> [WRITTEN TASK]:
Collect all lines below with the string "this".

>> start

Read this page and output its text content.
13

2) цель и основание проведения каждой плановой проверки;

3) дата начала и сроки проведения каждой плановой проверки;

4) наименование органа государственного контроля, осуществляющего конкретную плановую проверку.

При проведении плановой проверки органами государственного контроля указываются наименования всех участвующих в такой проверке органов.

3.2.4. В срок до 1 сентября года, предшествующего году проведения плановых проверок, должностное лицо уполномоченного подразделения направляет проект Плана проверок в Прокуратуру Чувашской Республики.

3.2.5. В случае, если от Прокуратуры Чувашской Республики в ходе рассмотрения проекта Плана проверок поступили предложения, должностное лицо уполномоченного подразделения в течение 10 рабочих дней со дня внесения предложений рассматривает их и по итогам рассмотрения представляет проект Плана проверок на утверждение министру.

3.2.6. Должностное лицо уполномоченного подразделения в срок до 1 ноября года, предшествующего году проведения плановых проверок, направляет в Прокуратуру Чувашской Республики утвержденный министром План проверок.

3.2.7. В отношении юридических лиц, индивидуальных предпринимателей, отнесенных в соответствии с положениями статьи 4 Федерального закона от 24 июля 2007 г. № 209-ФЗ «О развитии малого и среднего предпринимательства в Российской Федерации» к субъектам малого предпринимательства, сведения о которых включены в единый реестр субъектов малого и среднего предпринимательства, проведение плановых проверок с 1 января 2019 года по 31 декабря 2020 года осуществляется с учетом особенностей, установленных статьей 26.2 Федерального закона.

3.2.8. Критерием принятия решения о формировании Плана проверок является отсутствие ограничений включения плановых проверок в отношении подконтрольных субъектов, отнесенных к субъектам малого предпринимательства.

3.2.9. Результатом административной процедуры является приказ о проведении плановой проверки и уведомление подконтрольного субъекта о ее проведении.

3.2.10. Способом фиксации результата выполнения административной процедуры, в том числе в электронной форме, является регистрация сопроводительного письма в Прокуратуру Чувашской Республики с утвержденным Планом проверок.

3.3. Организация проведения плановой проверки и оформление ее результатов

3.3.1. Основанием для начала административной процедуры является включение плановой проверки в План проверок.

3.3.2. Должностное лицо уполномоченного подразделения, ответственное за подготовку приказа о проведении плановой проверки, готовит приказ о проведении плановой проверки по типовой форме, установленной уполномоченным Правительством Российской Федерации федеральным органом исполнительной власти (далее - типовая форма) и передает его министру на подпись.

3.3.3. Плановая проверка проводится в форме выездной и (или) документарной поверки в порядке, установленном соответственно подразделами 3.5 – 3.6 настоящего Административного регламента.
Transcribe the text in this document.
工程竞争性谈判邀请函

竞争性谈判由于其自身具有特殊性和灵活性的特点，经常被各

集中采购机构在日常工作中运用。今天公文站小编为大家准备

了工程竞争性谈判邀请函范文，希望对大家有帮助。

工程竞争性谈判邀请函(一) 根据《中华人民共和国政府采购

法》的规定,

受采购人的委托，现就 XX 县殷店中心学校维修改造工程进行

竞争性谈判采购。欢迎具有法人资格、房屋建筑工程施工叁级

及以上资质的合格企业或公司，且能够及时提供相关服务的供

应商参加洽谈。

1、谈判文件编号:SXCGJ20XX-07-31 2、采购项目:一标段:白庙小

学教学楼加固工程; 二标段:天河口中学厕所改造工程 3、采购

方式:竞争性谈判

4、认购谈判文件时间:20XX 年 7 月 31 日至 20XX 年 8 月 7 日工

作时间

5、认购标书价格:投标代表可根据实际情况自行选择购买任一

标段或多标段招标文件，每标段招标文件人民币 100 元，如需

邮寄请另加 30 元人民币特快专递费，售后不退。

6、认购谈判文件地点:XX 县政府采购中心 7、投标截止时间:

>> end

> [FULL ANSWER]:
Read this page and output its text content.
Transcribe the text in this document.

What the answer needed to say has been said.